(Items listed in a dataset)
* * * * * * *

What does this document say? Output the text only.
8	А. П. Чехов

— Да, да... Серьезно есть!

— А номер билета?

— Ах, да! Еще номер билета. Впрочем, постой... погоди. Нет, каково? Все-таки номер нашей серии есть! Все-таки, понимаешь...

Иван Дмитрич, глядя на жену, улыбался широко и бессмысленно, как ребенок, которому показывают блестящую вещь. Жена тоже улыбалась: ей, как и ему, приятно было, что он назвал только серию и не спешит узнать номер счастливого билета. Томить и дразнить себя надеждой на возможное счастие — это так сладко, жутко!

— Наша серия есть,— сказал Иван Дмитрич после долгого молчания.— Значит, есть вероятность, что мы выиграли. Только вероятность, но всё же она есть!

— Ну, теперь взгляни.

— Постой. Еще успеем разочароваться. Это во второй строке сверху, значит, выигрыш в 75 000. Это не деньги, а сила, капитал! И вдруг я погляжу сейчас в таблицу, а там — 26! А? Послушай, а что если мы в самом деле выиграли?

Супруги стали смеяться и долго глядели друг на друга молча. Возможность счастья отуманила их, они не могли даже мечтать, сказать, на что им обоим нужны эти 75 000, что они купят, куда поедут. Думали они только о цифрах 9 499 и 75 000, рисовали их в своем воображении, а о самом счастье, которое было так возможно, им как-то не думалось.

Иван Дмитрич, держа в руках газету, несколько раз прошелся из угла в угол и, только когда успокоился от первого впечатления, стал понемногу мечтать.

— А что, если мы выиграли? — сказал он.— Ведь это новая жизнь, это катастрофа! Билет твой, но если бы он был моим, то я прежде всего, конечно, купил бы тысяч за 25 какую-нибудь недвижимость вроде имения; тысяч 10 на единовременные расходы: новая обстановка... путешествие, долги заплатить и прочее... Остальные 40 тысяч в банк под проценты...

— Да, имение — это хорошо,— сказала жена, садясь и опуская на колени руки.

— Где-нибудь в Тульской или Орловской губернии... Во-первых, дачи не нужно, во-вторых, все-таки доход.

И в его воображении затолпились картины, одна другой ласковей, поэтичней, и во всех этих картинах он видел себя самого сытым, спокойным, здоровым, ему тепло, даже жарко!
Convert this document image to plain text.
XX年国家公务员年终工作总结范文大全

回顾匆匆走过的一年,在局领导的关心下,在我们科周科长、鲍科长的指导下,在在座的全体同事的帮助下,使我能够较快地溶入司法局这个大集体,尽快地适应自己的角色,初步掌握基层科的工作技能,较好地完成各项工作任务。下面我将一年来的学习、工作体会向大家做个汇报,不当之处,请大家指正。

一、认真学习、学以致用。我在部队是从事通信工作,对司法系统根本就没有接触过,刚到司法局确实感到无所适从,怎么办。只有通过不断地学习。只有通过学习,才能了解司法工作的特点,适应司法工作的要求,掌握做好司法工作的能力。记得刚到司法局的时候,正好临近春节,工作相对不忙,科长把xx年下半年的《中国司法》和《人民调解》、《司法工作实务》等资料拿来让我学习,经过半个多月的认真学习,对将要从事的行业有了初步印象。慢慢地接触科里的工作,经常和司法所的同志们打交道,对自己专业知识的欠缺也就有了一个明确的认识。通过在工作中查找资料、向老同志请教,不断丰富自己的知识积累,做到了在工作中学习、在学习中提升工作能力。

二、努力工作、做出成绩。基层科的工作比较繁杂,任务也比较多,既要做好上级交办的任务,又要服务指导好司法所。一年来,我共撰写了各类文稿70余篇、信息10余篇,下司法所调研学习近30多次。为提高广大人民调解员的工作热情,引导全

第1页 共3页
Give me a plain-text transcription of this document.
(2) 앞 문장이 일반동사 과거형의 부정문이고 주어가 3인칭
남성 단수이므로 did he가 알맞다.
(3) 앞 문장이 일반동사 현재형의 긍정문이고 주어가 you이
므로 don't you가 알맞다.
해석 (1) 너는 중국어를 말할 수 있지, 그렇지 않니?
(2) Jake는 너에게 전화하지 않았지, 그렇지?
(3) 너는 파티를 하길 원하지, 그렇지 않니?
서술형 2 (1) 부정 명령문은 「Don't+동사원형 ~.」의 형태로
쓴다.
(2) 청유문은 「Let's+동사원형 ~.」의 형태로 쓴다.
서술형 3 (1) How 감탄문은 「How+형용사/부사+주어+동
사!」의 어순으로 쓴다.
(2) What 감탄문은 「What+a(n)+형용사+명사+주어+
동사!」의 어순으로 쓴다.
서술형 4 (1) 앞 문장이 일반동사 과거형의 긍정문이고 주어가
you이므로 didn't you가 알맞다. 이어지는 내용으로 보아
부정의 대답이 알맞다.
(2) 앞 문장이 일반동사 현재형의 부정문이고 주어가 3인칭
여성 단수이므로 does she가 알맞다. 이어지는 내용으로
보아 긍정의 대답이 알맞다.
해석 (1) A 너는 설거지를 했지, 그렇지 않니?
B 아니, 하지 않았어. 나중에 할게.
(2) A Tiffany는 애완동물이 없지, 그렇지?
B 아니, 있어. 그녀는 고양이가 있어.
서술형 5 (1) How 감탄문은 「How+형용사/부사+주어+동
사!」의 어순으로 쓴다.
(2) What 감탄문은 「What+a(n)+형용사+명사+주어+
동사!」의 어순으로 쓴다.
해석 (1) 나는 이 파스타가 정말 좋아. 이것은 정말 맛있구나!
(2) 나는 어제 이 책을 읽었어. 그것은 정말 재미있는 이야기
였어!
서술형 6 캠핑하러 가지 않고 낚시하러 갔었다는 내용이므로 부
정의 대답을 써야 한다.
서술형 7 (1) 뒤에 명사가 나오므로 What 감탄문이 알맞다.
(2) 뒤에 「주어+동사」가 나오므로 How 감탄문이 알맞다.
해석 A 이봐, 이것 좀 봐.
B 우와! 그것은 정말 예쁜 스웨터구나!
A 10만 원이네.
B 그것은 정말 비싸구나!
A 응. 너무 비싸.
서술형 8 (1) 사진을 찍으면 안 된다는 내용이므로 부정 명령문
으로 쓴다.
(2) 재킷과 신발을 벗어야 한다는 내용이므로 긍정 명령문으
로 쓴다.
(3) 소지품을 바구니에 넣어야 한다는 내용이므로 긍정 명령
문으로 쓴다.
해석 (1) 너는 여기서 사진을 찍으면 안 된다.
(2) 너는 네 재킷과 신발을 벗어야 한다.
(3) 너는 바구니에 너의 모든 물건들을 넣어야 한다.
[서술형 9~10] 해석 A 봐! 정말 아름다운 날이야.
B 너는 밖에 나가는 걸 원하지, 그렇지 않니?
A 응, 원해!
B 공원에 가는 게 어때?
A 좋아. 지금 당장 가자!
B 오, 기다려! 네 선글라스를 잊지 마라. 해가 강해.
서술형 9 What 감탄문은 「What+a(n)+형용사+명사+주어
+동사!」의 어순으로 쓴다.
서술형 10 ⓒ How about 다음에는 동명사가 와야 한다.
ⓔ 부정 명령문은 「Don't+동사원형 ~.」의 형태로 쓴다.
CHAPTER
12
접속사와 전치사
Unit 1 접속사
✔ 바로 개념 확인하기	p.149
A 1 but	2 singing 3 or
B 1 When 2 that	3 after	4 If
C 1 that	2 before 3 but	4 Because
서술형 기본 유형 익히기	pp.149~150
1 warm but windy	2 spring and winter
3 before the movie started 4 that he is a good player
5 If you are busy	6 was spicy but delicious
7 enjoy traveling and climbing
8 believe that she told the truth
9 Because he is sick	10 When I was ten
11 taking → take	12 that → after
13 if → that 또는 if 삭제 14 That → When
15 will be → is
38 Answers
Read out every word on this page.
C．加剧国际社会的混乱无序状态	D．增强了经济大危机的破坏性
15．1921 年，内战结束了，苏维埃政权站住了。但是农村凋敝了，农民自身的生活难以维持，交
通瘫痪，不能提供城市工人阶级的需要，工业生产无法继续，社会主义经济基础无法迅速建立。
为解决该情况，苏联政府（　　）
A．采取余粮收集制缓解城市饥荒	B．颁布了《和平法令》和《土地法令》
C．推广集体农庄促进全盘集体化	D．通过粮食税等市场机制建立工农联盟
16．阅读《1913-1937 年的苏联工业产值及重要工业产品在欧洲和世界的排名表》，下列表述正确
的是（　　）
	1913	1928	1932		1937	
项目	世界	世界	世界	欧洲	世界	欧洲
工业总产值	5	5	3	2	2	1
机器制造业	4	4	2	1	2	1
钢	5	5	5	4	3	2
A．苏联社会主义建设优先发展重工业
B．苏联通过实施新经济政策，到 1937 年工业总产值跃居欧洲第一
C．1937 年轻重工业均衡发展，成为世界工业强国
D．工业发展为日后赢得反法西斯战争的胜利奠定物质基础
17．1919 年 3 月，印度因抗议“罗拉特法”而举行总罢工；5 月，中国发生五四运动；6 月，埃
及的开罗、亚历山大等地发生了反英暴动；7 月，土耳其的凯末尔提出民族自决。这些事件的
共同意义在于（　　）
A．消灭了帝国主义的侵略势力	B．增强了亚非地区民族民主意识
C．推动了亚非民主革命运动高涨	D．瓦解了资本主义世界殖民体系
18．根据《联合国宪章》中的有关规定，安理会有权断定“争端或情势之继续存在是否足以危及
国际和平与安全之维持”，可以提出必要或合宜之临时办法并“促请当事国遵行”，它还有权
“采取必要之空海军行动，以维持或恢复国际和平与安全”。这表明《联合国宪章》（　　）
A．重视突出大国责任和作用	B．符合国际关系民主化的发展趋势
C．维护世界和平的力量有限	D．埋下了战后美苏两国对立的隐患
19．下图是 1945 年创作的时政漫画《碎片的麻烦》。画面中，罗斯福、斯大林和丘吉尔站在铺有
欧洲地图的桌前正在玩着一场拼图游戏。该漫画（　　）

* * * * * * *

● STATED EXERCISE
Give only the count of lines in this material that contain the string "단수이므로".

● SOLUTION FOR THIS TASK
2